• [DESCRIPTION OF THE TASK]: All of the records below must be output exactly, with no pictures carried over.

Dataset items
▶
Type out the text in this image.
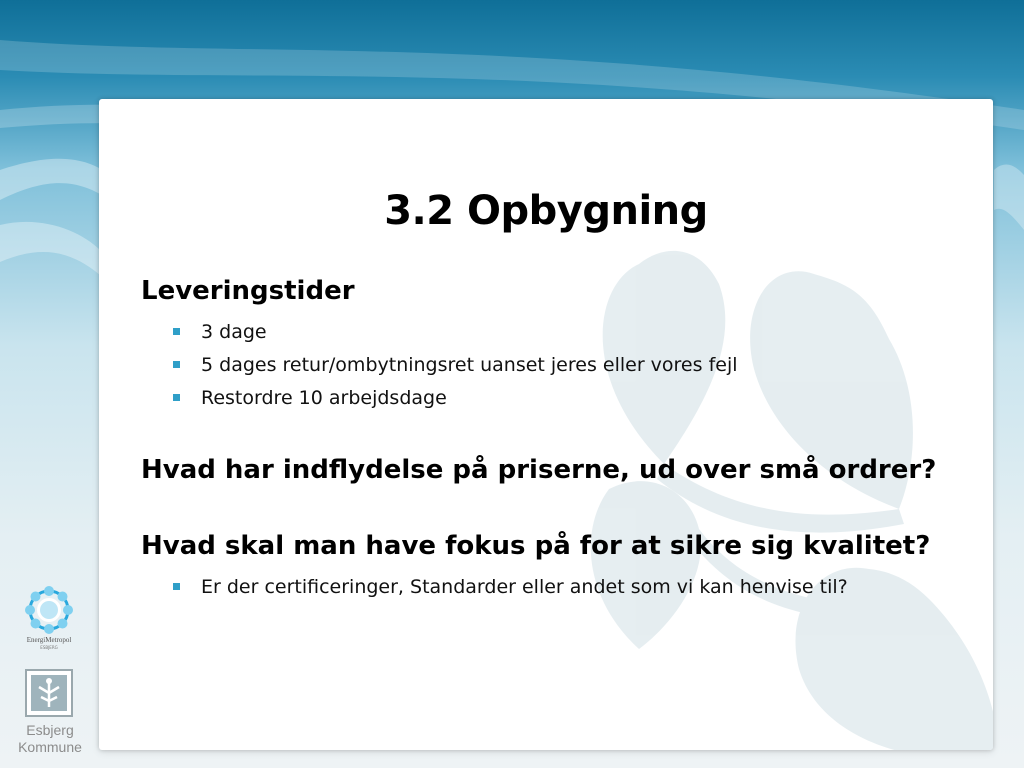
3.2 Opbygning

Leveringstider

3 dage
5 dages retur/ombytningsret uanset jeres eller vores fejl
Restordre 10 arbejdsdage

Hvad har indflydelse på priserne, ud over små ordrer?

Hvad skal man have fokus på for at sikre sig kvalitet?

Er der certificeringer, Standarder eller andet som vi kan henvise til?
EnergiMetropol
ESBJERG
Esbjerg
Kommune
◀
• [CORRECT RESPONSE]:
Type out the text in this image.
3.2 Opbygning

Leveringstider

3 dage
5 dages retur/ombytningsret uanset jeres eller vores fejl
Restordre 10 arbejdsdage

Hvad har indflydelse på priserne, ud over små ordrer?

Hvad skal man have fokus på for at sikre sig kvalitet?

Er der certificeringer, Standarder eller andet som vi kan henvise til?
EnergiMetropol
ESBJERG
Esbjerg
Kommune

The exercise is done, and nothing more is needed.